▸ **Dataset records**:
┄┄┄┄┄┄┄┄┄┄┄┄┄┄┄┄┄┄┄┄

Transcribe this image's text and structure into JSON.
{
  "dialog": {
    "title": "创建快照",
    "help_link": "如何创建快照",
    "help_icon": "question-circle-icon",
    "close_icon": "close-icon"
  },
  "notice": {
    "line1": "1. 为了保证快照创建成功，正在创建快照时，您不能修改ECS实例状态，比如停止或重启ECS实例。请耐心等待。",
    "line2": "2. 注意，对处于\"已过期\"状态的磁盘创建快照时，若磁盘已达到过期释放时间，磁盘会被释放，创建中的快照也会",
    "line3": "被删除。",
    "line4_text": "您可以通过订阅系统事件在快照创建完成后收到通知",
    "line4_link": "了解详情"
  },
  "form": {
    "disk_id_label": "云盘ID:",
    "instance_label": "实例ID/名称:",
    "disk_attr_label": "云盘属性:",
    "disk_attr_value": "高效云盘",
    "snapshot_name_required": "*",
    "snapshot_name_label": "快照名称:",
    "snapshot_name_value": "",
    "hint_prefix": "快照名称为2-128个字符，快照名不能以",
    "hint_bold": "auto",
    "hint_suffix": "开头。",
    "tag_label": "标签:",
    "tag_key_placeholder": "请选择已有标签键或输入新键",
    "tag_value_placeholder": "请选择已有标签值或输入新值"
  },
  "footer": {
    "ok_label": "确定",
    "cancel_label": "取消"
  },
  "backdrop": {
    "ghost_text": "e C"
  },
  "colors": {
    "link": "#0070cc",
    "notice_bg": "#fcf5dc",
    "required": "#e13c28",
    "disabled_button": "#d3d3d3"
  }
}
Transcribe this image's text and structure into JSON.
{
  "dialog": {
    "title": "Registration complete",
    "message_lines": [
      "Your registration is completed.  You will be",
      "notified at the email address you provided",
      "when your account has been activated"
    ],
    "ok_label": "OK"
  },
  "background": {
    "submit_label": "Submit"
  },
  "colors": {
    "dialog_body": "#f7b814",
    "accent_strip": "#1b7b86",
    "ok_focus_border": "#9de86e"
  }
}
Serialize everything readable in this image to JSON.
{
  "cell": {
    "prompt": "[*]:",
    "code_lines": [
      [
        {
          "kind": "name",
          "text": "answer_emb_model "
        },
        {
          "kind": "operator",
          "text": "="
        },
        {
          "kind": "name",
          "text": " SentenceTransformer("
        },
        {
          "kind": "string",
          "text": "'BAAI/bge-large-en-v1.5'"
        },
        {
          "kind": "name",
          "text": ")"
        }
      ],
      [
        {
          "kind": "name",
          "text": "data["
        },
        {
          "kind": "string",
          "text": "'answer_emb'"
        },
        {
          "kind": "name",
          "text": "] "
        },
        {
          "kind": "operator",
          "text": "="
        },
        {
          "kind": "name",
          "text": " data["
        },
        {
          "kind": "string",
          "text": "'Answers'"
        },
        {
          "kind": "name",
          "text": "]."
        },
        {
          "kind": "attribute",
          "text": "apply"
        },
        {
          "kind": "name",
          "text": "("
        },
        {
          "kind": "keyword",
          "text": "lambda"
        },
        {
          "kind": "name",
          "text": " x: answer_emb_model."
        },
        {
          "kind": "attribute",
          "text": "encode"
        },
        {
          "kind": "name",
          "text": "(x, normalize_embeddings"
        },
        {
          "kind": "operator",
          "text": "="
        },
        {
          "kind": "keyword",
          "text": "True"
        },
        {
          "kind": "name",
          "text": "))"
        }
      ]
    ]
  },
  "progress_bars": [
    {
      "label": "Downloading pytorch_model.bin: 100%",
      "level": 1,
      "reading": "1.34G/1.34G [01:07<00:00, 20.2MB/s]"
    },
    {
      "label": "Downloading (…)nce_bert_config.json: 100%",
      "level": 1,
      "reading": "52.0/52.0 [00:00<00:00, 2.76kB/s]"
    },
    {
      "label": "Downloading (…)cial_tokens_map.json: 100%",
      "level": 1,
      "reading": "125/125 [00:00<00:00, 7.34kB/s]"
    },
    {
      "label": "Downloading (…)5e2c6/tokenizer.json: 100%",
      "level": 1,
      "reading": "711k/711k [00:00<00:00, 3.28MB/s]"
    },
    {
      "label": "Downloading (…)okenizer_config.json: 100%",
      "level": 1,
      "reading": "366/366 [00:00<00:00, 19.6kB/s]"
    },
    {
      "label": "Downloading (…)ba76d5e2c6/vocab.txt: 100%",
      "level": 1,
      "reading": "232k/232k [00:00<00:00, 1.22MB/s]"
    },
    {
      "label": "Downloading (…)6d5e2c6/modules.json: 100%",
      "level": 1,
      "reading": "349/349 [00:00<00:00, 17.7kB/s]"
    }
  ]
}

┄┄┄┄┄┄┄┄┄┄┄┄┄┄┄┄┄┄┄┄

▸ **Job**:
Which lines contain "reading"? Copy each of them.

▸ **Response to this exercise**:
      "reading": "1.34G/1.34G [01:07<00:00, 20.2MB/s]"
      "reading": "52.0/52.0 [00:00<00:00, 2.76kB/s]"
      "reading": "125/125 [00:00<00:00, 7.34kB/s]"
      "reading": "711k/711k [00:00<00:00, 3.28MB/s]"
      "reading": "366/366 [00:00<00:00, 19.6kB/s]"
      "reading": "232k/232k [00:00<00:00, 1.22MB/s]"
      "reading": "349/349 [00:00<00:00, 17.7kB/s]"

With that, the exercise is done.